• _What you have to do_:
Gather, from the listing beneath this task, every line holding the string "cererii".

Entries with figure data:
[start]

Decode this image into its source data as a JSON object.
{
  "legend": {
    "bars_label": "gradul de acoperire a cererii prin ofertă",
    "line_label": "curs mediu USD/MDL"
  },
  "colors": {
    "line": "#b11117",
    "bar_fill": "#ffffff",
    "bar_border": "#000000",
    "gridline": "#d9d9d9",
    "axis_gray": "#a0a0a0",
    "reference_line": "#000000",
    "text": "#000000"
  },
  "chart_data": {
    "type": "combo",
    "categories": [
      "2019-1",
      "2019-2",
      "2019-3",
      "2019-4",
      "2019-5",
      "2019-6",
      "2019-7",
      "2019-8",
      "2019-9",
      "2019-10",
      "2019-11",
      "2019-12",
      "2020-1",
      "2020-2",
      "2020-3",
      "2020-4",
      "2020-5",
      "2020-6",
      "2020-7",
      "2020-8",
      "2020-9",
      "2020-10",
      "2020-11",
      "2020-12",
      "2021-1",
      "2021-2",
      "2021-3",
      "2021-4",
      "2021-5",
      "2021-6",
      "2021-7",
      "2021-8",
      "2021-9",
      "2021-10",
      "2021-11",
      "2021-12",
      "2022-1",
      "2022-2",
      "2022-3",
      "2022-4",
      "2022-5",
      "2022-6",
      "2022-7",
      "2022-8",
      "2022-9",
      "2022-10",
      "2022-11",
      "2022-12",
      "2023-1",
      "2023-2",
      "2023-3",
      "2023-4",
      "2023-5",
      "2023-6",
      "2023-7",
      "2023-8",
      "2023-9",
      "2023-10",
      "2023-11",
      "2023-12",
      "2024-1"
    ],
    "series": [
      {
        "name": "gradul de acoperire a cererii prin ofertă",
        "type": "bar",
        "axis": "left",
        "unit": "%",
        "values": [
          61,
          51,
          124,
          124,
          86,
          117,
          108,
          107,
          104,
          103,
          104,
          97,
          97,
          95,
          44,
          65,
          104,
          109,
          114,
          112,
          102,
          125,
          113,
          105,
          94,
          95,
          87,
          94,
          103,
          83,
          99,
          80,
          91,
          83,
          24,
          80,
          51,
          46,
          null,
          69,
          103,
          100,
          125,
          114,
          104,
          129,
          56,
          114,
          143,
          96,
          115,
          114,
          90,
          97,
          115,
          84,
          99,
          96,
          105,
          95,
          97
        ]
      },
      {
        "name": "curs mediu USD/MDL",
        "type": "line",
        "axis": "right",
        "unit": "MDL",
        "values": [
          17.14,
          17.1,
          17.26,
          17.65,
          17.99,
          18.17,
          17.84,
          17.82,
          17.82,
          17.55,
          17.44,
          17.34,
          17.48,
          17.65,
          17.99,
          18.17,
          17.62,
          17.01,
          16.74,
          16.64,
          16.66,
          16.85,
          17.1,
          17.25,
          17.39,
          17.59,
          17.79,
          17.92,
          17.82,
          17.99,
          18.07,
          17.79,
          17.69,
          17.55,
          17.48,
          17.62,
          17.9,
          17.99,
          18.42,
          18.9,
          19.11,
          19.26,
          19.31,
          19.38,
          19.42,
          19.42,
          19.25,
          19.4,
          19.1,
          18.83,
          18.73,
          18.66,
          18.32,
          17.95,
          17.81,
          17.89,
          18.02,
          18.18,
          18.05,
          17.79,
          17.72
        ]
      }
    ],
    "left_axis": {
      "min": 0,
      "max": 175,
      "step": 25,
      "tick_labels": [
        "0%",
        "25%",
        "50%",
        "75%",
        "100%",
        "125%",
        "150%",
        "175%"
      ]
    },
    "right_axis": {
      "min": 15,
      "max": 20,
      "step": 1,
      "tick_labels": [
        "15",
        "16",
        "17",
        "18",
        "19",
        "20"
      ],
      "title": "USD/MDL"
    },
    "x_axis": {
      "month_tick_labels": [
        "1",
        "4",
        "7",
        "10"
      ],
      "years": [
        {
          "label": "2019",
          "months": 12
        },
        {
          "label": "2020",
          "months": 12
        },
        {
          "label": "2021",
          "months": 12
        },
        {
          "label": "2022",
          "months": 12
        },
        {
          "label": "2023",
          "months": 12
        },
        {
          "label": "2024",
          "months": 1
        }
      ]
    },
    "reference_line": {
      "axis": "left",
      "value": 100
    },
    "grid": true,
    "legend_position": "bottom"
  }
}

[end]

• _Solution to this exercise_:
    "bars_label": "gradul de acoperire a cererii prin ofertă",
        "name": "gradul de acoperire a cererii prin ofertă",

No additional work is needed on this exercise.